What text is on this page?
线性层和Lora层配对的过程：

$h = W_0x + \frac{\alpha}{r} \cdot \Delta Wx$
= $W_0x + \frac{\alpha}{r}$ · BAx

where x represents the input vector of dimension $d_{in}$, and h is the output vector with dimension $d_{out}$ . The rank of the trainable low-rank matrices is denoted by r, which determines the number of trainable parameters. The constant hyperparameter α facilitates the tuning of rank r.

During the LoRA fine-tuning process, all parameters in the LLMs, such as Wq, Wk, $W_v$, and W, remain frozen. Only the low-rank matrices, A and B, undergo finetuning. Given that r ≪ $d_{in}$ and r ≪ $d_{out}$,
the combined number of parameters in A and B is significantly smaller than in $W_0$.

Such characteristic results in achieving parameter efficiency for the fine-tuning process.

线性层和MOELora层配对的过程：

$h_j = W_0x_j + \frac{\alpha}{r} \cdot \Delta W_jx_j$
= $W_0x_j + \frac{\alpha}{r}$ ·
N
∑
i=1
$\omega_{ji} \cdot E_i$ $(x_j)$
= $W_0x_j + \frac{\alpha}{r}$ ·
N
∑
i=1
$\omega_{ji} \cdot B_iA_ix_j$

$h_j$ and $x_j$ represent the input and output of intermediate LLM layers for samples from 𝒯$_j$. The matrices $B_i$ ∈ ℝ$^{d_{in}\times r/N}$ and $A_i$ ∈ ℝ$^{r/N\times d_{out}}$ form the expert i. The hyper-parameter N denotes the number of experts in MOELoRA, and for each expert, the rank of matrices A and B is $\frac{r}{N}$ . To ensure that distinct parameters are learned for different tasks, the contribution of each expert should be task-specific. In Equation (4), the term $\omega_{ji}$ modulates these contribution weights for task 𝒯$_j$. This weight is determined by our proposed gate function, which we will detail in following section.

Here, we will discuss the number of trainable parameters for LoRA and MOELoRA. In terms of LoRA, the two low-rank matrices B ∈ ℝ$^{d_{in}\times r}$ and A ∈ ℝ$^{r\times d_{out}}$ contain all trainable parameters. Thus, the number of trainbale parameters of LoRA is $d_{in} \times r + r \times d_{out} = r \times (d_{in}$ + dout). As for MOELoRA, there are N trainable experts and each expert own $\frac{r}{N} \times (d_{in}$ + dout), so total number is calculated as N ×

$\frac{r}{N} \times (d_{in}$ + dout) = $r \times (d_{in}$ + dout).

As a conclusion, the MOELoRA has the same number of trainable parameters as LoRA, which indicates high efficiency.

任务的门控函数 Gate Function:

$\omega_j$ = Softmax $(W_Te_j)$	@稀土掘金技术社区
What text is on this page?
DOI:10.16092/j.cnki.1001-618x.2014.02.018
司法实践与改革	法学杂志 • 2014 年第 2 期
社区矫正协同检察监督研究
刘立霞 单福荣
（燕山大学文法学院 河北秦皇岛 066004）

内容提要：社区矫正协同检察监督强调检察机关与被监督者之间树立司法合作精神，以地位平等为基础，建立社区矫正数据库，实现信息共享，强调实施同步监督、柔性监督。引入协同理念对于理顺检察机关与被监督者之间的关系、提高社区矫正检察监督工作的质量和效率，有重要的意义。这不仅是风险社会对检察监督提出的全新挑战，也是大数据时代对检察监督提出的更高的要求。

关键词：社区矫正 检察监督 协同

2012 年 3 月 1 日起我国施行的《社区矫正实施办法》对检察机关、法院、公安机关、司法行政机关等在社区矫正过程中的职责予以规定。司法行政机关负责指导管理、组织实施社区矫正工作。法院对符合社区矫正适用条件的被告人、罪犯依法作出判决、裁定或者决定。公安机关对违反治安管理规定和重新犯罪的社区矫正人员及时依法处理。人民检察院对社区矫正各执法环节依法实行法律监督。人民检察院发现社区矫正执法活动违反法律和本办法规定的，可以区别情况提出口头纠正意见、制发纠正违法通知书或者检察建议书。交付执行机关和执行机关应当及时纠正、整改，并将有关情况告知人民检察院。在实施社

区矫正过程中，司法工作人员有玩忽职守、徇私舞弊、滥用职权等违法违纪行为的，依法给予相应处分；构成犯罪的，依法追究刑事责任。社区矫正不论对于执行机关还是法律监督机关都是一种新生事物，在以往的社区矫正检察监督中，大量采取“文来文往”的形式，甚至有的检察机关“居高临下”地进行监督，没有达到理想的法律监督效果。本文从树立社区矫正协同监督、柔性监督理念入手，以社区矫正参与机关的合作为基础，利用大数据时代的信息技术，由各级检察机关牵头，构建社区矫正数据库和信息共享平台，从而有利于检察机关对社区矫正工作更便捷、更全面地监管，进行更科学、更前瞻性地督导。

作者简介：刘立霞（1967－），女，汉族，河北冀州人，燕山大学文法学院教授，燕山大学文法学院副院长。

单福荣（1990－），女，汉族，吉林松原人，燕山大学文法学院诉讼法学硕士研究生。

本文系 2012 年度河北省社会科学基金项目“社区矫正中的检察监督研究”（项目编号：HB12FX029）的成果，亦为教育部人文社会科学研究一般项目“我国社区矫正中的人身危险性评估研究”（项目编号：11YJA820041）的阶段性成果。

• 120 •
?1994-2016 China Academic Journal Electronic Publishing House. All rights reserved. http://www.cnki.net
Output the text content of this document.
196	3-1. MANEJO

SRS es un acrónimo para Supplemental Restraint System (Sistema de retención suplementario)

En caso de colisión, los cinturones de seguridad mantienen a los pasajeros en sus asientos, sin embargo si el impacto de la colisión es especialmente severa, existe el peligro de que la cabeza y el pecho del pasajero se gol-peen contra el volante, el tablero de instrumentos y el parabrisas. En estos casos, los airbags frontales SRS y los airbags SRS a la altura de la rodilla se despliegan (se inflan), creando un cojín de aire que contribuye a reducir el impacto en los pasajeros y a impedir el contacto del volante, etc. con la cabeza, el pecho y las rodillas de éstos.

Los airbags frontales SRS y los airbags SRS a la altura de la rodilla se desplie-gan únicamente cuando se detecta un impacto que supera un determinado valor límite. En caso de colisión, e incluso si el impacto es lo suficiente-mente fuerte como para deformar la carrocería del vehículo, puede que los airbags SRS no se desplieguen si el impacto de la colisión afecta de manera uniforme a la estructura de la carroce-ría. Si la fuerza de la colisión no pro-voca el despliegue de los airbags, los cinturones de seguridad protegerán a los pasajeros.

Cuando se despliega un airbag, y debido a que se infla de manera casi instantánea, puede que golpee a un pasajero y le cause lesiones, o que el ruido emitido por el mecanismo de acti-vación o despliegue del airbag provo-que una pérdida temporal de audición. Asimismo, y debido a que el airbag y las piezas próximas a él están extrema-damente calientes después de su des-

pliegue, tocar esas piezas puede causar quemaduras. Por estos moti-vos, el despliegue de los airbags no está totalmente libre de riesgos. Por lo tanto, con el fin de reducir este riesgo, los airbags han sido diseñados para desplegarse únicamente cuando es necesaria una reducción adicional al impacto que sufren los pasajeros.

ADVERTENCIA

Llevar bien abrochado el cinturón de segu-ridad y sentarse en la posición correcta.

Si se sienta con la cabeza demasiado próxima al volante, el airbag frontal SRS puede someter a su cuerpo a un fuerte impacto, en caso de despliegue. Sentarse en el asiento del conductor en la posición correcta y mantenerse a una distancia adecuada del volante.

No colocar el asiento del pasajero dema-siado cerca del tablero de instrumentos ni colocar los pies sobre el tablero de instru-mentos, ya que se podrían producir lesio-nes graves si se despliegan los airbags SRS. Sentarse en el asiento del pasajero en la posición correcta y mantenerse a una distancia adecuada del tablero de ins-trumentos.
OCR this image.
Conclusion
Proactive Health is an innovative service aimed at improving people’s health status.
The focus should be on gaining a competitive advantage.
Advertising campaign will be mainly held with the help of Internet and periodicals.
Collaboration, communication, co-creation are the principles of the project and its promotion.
═══
Find and count the lines of the data that include the string "fine", and report that figure by itself.

**TASK OUTPUT**
2